WHAT YOU SHOULD DO
Sift the listing for lines that hold the string "rmse" and pull them out.

ITEMS

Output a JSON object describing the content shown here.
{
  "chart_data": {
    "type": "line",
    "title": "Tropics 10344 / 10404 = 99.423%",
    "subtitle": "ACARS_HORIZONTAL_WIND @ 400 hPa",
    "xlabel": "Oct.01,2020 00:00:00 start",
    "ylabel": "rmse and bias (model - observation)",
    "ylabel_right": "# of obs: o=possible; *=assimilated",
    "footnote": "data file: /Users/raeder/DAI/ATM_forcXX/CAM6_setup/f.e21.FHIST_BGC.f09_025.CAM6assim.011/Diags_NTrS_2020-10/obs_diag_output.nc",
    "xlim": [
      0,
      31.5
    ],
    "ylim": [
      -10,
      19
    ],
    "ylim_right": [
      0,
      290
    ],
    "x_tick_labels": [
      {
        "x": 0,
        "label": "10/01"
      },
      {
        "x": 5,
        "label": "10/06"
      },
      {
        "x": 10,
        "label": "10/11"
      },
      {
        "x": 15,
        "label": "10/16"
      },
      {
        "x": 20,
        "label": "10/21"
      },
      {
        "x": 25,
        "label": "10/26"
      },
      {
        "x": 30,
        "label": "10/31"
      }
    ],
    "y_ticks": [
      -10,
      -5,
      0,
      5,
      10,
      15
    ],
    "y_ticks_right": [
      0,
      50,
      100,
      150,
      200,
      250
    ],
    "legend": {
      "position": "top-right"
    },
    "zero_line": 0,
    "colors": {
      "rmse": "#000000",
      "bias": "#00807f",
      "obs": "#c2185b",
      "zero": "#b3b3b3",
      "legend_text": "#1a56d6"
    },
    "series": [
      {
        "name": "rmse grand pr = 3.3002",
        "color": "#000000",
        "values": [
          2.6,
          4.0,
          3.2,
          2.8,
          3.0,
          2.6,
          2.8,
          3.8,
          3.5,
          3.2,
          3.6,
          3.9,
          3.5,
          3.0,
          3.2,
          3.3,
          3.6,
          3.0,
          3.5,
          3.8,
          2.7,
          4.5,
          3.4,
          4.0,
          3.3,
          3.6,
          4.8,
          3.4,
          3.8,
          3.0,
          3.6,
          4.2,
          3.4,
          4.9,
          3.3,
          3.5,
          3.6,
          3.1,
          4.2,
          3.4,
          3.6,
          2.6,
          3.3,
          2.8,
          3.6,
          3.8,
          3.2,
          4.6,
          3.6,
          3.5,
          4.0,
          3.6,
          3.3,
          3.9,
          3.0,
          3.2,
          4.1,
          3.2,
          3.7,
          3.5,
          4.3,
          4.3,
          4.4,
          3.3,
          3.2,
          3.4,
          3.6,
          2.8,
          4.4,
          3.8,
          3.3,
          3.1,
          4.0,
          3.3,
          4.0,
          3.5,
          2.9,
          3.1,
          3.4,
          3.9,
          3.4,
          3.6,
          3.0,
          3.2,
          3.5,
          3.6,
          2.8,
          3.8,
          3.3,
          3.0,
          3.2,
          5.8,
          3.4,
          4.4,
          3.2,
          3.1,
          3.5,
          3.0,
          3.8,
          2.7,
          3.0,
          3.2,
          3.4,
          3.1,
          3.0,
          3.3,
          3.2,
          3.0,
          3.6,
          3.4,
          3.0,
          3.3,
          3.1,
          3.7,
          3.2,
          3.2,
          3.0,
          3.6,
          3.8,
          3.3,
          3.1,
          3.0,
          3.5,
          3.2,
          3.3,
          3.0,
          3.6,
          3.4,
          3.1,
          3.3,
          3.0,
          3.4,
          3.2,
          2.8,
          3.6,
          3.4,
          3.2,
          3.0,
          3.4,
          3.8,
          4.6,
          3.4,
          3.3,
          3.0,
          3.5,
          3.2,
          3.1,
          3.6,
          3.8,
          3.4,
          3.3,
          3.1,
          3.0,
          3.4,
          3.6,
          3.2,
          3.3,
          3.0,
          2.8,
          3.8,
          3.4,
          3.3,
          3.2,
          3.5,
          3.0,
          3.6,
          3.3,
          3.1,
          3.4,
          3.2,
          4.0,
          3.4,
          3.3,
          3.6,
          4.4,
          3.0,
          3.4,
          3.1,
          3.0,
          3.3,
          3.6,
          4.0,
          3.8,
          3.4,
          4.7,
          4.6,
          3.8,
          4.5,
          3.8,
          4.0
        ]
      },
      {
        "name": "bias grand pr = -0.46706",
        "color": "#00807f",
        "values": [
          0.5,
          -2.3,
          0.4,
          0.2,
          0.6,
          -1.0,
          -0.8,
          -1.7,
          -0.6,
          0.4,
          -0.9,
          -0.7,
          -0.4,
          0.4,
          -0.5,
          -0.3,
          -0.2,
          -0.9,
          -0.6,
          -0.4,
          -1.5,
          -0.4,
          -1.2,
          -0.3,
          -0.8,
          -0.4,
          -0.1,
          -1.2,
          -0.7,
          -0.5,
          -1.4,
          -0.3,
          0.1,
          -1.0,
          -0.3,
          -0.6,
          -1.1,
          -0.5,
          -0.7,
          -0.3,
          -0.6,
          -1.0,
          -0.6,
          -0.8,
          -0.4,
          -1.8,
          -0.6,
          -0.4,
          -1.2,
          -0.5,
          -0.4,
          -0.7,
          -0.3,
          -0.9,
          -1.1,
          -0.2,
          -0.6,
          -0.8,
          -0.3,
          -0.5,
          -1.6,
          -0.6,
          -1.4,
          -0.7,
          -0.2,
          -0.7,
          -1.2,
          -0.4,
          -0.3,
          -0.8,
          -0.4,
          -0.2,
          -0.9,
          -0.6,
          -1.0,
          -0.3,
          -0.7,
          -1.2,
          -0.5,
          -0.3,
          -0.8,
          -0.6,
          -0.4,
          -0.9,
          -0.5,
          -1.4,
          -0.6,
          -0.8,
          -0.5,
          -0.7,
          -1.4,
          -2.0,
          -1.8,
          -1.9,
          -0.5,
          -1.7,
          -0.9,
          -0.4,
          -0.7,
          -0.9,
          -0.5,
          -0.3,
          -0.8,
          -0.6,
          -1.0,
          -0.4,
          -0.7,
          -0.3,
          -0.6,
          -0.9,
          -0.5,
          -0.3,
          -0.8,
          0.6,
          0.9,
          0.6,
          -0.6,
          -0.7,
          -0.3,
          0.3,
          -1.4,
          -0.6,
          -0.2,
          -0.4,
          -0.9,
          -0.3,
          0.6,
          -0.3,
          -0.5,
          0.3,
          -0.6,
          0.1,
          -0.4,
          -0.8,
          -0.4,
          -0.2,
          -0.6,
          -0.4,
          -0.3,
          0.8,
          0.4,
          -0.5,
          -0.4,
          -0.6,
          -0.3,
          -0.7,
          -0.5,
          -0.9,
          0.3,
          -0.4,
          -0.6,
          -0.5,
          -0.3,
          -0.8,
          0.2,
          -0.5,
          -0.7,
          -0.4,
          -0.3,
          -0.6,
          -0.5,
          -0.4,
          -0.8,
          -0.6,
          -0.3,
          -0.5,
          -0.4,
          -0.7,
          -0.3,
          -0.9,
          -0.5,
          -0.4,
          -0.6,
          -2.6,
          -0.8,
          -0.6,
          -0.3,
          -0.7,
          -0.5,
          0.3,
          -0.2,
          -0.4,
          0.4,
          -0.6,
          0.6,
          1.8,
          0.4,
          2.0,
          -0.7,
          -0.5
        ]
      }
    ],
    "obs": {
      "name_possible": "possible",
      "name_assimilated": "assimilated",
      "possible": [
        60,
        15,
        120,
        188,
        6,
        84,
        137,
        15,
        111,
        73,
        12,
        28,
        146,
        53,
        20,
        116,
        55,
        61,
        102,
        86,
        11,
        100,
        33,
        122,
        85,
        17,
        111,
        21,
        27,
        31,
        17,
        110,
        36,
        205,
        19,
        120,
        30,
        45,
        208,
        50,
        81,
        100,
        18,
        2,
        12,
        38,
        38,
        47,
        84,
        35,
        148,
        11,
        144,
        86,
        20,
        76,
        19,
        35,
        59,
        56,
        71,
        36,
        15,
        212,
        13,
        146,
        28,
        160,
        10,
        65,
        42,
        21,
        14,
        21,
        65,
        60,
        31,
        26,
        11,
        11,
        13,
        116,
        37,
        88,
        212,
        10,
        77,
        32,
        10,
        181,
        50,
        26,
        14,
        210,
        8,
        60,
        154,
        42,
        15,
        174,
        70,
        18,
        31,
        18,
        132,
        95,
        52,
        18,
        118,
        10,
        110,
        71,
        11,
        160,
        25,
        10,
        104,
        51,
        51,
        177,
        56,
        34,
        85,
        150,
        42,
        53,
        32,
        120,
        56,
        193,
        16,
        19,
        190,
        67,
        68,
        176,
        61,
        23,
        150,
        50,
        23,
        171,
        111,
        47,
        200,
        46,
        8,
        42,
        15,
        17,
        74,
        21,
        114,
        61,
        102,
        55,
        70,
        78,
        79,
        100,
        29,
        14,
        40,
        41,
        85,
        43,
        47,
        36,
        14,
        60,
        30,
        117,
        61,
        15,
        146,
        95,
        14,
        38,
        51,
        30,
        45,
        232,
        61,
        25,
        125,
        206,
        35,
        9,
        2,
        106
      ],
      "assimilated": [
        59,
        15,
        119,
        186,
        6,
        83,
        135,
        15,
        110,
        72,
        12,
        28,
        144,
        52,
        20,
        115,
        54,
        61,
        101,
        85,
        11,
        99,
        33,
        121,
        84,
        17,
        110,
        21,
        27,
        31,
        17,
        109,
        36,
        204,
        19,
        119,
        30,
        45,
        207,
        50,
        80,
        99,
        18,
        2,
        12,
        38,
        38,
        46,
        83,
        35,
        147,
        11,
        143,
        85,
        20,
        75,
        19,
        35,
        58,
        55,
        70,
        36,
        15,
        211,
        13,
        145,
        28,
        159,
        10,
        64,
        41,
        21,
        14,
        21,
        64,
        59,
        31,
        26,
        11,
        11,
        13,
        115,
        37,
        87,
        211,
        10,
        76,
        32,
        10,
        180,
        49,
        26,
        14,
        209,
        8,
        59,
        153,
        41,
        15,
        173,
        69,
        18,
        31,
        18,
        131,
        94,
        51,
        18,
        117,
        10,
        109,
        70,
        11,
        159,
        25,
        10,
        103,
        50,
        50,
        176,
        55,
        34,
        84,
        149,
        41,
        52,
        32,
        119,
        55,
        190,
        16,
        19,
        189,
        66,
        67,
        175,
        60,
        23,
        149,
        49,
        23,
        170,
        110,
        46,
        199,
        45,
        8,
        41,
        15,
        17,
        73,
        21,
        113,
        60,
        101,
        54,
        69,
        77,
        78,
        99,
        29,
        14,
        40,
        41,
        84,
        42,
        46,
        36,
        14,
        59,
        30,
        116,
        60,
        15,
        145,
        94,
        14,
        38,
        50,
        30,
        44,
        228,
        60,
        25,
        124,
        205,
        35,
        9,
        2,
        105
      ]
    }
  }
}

CORRECT RESULT
    "ylabel": "rmse and bias (model - observation)",
      "rmse": "#000000",
        "name": "rmse grand pr = 3.3002",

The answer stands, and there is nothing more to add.